**EXERCISE DESCRIPTION:** Pull out every line with the word "heading" from the entries below.

**RECORDS TO USE:**
● ● ● ● ●

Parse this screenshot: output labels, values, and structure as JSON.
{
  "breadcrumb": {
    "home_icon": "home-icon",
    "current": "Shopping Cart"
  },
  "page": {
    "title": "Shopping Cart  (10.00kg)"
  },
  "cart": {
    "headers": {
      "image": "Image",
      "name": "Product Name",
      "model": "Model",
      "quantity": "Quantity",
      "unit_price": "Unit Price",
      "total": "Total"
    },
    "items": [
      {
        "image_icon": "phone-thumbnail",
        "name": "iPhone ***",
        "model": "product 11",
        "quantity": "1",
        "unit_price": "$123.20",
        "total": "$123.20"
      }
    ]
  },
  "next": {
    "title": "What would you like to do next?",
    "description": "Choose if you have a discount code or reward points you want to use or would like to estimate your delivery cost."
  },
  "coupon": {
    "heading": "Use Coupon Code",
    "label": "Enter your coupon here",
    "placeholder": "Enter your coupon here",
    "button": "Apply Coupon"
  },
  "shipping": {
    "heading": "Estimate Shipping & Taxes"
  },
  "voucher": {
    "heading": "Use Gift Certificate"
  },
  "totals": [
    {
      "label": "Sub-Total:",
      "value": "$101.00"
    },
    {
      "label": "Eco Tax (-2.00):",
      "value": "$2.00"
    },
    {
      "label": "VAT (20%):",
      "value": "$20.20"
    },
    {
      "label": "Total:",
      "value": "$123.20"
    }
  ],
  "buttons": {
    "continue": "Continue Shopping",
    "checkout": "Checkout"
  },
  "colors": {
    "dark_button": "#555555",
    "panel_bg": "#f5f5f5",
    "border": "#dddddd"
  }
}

● ● ● ● ●

**SOLUTION TO THIS EXERCISE:**
    "heading": "Use Coupon Code",
    "heading": "Estimate Shipping & Taxes"
    "heading": "Use Gift Certificate"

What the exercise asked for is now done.